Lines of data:
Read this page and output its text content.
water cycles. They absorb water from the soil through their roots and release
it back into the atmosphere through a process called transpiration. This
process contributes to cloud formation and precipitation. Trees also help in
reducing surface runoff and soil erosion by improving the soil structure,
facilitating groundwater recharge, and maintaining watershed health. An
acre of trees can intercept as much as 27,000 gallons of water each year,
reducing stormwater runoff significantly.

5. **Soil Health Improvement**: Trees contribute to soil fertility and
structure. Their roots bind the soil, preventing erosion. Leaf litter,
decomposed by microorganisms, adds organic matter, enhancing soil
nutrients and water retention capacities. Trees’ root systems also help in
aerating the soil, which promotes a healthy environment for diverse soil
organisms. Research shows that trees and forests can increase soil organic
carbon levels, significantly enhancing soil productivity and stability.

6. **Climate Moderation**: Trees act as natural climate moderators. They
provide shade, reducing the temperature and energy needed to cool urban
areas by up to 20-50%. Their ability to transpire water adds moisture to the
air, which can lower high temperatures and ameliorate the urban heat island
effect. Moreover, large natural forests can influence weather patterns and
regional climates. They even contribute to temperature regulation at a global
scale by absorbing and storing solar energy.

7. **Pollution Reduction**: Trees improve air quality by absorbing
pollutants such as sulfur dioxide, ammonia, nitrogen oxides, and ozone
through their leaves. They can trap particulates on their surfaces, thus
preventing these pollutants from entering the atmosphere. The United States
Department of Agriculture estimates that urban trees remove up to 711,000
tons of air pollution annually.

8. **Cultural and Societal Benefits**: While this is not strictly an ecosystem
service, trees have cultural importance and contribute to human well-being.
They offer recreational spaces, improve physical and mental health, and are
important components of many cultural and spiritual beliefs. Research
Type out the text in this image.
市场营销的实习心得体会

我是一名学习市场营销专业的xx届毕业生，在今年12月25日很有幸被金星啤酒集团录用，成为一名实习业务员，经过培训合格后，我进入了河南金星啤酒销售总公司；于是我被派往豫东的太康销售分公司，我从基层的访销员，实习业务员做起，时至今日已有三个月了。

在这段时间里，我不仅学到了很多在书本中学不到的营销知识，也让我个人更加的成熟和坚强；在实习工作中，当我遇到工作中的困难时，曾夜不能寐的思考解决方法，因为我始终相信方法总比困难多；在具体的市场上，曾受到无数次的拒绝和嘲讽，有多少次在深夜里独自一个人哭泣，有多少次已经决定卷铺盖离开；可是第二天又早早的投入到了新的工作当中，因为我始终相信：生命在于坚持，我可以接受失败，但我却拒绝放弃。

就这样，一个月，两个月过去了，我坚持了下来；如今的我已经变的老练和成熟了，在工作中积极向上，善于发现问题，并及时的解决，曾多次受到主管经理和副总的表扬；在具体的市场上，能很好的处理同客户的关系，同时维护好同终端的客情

## What is required
Repeat exactly the lines from the line containing "Type out the text in this image." through the last line of the records above, including both, and nothing else.

## Answer below
Type out the text in this image.
市场营销的实习心得体会

我是一名学习市场营销专业的xx届毕业生，在今年12月25日很有幸被金星啤酒集团录用，成为一名实习业务员，经过培训合格后，我进入了河南金星啤酒销售总公司；于是我被派往豫东的太康销售分公司，我从基层的访销员，实习业务员做起，时至今日已有三个月了。

在这段时间里，我不仅学到了很多在书本中学不到的营销知识，也让我个人更加的成熟和坚强；在实习工作中，当我遇到工作中的困难时，曾夜不能寐的思考解决方法，因为我始终相信方法总比困难多；在具体的市场上，曾受到无数次的拒绝和嘲讽，有多少次在深夜里独自一个人哭泣，有多少次已经决定卷铺盖离开；可是第二天又早早的投入到了新的工作当中，因为我始终相信：生命在于坚持，我可以接受失败，但我却拒绝放弃。

就这样，一个月，两个月过去了，我坚持了下来；如今的我已经变的老练和成熟了，在工作中积极向上，善于发现问题，并及时的解决，曾多次受到主管经理和副总的表扬；在具体的市场上，能很好的处理同客户的关系，同时维护好同终端的客情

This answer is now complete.